→ **SHORT EXERCISE**
Repeat all of the data precisely.

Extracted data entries
** Start **

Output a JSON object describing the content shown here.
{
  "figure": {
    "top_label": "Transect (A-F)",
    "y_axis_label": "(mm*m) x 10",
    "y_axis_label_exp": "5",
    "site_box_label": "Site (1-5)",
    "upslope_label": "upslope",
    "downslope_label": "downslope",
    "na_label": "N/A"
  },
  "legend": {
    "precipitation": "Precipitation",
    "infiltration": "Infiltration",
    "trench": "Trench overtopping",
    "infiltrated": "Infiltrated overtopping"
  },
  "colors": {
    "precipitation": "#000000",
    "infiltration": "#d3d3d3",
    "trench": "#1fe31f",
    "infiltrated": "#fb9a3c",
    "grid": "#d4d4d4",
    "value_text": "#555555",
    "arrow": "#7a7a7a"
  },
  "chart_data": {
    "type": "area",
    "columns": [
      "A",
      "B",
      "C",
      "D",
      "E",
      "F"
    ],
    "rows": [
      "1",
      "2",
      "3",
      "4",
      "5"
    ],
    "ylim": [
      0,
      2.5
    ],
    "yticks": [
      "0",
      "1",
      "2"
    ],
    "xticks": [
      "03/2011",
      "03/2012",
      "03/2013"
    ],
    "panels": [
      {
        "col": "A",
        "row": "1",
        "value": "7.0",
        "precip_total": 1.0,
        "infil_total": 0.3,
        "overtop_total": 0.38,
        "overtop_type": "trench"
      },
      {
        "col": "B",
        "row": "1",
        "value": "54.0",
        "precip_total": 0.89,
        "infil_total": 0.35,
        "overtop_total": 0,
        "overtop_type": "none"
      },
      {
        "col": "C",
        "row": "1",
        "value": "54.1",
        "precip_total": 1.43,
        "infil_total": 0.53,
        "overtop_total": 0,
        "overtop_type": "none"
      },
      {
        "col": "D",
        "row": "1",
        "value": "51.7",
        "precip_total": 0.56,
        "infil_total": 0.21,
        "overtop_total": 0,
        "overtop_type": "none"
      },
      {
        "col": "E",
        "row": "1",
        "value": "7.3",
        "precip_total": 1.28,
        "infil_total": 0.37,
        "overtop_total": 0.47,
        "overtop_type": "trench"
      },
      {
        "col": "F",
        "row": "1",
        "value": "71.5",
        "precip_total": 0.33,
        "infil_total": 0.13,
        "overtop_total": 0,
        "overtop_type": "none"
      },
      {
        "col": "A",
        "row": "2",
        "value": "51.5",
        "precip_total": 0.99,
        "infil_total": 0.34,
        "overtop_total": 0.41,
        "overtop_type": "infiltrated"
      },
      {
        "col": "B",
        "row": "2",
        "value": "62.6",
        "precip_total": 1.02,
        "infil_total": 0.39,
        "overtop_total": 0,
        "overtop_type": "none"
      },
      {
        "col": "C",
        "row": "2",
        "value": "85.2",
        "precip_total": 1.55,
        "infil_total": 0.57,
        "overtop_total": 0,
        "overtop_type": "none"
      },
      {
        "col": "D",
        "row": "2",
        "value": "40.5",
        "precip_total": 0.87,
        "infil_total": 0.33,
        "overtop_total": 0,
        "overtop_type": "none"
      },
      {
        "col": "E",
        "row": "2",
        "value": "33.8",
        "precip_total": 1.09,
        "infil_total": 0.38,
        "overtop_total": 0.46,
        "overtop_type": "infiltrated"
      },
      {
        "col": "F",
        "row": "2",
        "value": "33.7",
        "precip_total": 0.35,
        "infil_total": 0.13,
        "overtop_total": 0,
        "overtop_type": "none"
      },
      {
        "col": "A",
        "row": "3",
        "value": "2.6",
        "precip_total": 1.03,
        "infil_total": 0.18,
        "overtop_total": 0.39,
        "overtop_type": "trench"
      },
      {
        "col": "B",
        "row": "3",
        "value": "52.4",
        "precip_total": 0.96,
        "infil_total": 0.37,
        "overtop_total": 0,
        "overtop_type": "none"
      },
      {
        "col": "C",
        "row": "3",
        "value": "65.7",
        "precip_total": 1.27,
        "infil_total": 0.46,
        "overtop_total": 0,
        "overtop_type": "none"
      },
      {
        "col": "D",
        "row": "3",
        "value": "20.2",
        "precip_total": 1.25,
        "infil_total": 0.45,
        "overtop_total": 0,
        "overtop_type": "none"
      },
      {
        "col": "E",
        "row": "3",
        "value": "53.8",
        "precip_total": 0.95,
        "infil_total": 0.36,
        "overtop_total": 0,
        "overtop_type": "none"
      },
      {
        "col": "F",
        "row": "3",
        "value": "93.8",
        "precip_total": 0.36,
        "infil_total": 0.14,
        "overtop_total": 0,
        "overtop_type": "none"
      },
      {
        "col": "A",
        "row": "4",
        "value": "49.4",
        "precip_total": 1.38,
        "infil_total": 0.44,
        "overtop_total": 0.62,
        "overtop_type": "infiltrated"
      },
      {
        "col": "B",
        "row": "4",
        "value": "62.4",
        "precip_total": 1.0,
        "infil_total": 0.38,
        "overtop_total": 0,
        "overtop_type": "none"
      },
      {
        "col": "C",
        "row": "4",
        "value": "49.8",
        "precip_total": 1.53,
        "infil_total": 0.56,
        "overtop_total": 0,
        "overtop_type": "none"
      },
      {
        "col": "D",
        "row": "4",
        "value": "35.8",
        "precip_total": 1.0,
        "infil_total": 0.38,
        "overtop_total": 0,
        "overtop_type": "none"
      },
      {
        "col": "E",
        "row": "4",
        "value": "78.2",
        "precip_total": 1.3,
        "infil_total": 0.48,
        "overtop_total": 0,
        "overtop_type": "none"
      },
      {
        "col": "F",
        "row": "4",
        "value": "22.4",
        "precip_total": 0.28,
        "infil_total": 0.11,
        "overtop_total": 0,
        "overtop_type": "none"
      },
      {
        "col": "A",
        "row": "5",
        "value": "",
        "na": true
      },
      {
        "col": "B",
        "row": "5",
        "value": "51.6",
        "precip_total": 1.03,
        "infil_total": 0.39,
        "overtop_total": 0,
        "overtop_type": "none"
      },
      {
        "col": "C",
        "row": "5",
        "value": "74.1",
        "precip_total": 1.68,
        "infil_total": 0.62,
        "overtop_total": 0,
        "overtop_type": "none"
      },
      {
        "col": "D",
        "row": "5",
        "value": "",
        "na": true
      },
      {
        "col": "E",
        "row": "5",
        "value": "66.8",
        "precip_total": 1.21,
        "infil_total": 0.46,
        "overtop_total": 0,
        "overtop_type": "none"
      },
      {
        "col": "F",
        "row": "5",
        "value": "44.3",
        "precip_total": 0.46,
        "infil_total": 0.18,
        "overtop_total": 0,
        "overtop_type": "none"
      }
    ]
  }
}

** End **

→ **OUTPUT**
Output a JSON object describing the content shown here.
{
  "figure": {
    "top_label": "Transect (A-F)",
    "y_axis_label": "(mm*m) x 10",
    "y_axis_label_exp": "5",
    "site_box_label": "Site (1-5)",
    "upslope_label": "upslope",
    "downslope_label": "downslope",
    "na_label": "N/A"
  },
  "legend": {
    "precipitation": "Precipitation",
    "infiltration": "Infiltration",
    "trench": "Trench overtopping",
    "infiltrated": "Infiltrated overtopping"
  },
  "colors": {
    "precipitation": "#000000",
    "infiltration": "#d3d3d3",
    "trench": "#1fe31f",
    "infiltrated": "#fb9a3c",
    "grid": "#d4d4d4",
    "value_text": "#555555",
    "arrow": "#7a7a7a"
  },
  "chart_data": {
    "type": "area",
    "columns": [
      "A",
      "B",
      "C",
      "D",
      "E",
      "F"
    ],
    "rows": [
      "1",
      "2",
      "3",
      "4",
      "5"
    ],
    "ylim": [
      0,
      2.5
    ],
    "yticks": [
      "0",
      "1",
      "2"
    ],
    "xticks": [
      "03/2011",
      "03/2012",
      "03/2013"
    ],
    "panels": [
      {
        "col": "A",
        "row": "1",
        "value": "7.0",
        "precip_total": 1.0,
        "infil_total": 0.3,
        "overtop_total": 0.38,
        "overtop_type": "trench"
      },
      {
        "col": "B",
        "row": "1",
        "value": "54.0",
        "precip_total": 0.89,
        "infil_total": 0.35,
        "overtop_total": 0,
        "overtop_type": "none"
      },
      {
        "col": "C",
        "row": "1",
        "value": "54.1",
        "precip_total": 1.43,
        "infil_total": 0.53,
        "overtop_total": 0,
        "overtop_type": "none"
      },
      {
        "col": "D",
        "row": "1",
        "value": "51.7",
        "precip_total": 0.56,
        "infil_total": 0.21,
        "overtop_total": 0,
        "overtop_type": "none"
      },
      {
        "col": "E",
        "row": "1",
        "value": "7.3",
        "precip_total": 1.28,
        "infil_total": 0.37,
        "overtop_total": 0.47,
        "overtop_type": "trench"
      },
      {
        "col": "F",
        "row": "1",
        "value": "71.5",
        "precip_total": 0.33,
        "infil_total": 0.13,
        "overtop_total": 0,
        "overtop_type": "none"
      },
      {
        "col": "A",
        "row": "2",
        "value": "51.5",
        "precip_total": 0.99,
        "infil_total": 0.34,
        "overtop_total": 0.41,
        "overtop_type": "infiltrated"
      },
      {
        "col": "B",
        "row": "2",
        "value": "62.6",
        "precip_total": 1.02,
        "infil_total": 0.39,
        "overtop_total": 0,
        "overtop_type": "none"
      },
      {
        "col": "C",
        "row": "2",
        "value": "85.2",
        "precip_total": 1.55,
        "infil_total": 0.57,
        "overtop_total": 0,
        "overtop_type": "none"
      },
      {
        "col": "D",
        "row": "2",
        "value": "40.5",
        "precip_total": 0.87,
        "infil_total": 0.33,
        "overtop_total": 0,
        "overtop_type": "none"
      },
      {
        "col": "E",
        "row": "2",
        "value": "33.8",
        "precip_total": 1.09,
        "infil_total": 0.38,
        "overtop_total": 0.46,
        "overtop_type": "infiltrated"
      },
      {
        "col": "F",
        "row": "2",
        "value": "33.7",
        "precip_total": 0.35,
        "infil_total": 0.13,
        "overtop_total": 0,
        "overtop_type": "none"
      },
      {
        "col": "A",
        "row": "3",
        "value": "2.6",
        "precip_total": 1.03,
        "infil_total": 0.18,
        "overtop_total": 0.39,
        "overtop_type": "trench"
      },
      {
        "col": "B",
        "row": "3",
        "value": "52.4",
        "precip_total": 0.96,
        "infil_total": 0.37,
        "overtop_total": 0,
        "overtop_type": "none"
      },
      {
        "col": "C",
        "row": "3",
        "value": "65.7",
        "precip_total": 1.27,
        "infil_total": 0.46,
        "overtop_total": 0,
        "overtop_type": "none"
      },
      {
        "col": "D",
        "row": "3",
        "value": "20.2",
        "precip_total": 1.25,
        "infil_total": 0.45,
        "overtop_total": 0,
        "overtop_type": "none"
      },
      {
        "col": "E",
        "row": "3",
        "value": "53.8",
        "precip_total": 0.95,
        "infil_total": 0.36,
        "overtop_total": 0,
        "overtop_type": "none"
      },
      {
        "col": "F",
        "row": "3",
        "value": "93.8",
        "precip_total": 0.36,
        "infil_total": 0.14,
        "overtop_total": 0,
        "overtop_type": "none"
      },
      {
        "col": "A",
        "row": "4",
        "value": "49.4",
        "precip_total": 1.38,
        "infil_total": 0.44,
        "overtop_total": 0.62,
        "overtop_type": "infiltrated"
      },
      {
        "col": "B",
        "row": "4",
        "value": "62.4",
        "precip_total": 1.0,
        "infil_total": 0.38,
        "overtop_total": 0,
        "overtop_type": "none"
      },
      {
        "col": "C",
        "row": "4",
        "value": "49.8",
        "precip_total": 1.53,
        "infil_total": 0.56,
        "overtop_total": 0,
        "overtop_type": "none"
      },
      {
        "col": "D",
        "row": "4",
        "value": "35.8",
        "precip_total": 1.0,
        "infil_total": 0.38,
        "overtop_total": 0,
        "overtop_type": "none"
      },
      {
        "col": "E",
        "row": "4",
        "value": "78.2",
        "precip_total": 1.3,
        "infil_total": 0.48,
        "overtop_total": 0,
        "overtop_type": "none"
      },
      {
        "col": "F",
        "row": "4",
        "value": "22.4",
        "precip_total": 0.28,
        "infil_total": 0.11,
        "overtop_total": 0,
        "overtop_type": "none"
      },
      {
        "col": "A",
        "row": "5",
        "value": "",
        "na": true
      },
      {
        "col": "B",
        "row": "5",
        "value": "51.6",
        "precip_total": 1.03,
        "infil_total": 0.39,
        "overtop_total": 0,
        "overtop_type": "none"
      },
      {
        "col": "C",
        "row": "5",
        "value": "74.1",
        "precip_total": 1.68,
        "infil_total": 0.62,
        "overtop_total": 0,
        "overtop_type": "none"
      },
      {
        "col": "D",
        "row": "5",
        "value": "",
        "na": true
      },
      {
        "col": "E",
        "row": "5",
        "value": "66.8",
        "precip_total": 1.21,
        "infil_total": 0.46,
        "overtop_total": 0,
        "overtop_type": "none"
      },
      {
        "col": "F",
        "row": "5",
        "value": "44.3",
        "precip_total": 0.46,
        "infil_total": 0.18,
        "overtop_total": 0,
        "overtop_type": "none"
      }
    ]
  }
}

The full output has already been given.